Extracted records:

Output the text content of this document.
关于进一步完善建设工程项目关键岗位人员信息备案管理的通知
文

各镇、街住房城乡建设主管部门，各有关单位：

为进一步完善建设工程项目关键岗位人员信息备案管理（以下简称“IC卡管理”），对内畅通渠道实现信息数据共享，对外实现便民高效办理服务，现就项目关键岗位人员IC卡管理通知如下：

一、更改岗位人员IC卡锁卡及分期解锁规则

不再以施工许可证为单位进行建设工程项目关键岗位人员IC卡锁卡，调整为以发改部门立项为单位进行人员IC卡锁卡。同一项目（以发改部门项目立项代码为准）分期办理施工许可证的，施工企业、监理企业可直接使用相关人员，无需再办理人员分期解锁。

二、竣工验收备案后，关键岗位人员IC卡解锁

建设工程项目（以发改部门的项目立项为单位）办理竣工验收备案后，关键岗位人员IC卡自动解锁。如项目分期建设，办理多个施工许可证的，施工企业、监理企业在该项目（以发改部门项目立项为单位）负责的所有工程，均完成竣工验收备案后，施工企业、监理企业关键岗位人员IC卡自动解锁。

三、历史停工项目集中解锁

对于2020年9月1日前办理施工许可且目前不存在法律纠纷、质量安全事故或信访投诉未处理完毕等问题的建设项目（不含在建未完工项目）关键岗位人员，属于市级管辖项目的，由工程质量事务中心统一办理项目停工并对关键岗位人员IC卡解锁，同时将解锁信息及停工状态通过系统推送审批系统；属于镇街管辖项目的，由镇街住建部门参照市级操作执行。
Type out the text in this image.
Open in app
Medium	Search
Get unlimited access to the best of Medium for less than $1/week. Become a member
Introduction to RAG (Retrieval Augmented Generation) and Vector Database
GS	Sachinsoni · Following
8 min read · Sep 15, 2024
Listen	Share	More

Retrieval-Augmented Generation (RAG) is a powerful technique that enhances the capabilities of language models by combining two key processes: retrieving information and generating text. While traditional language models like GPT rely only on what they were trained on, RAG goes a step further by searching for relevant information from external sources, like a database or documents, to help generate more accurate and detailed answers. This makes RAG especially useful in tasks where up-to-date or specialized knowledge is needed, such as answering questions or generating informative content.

> WHAT YOU WILL DO
Tally the lines of the listing above that include the word "Retrieval". Answer with the number alone.

> COMPLETE ANSWER
2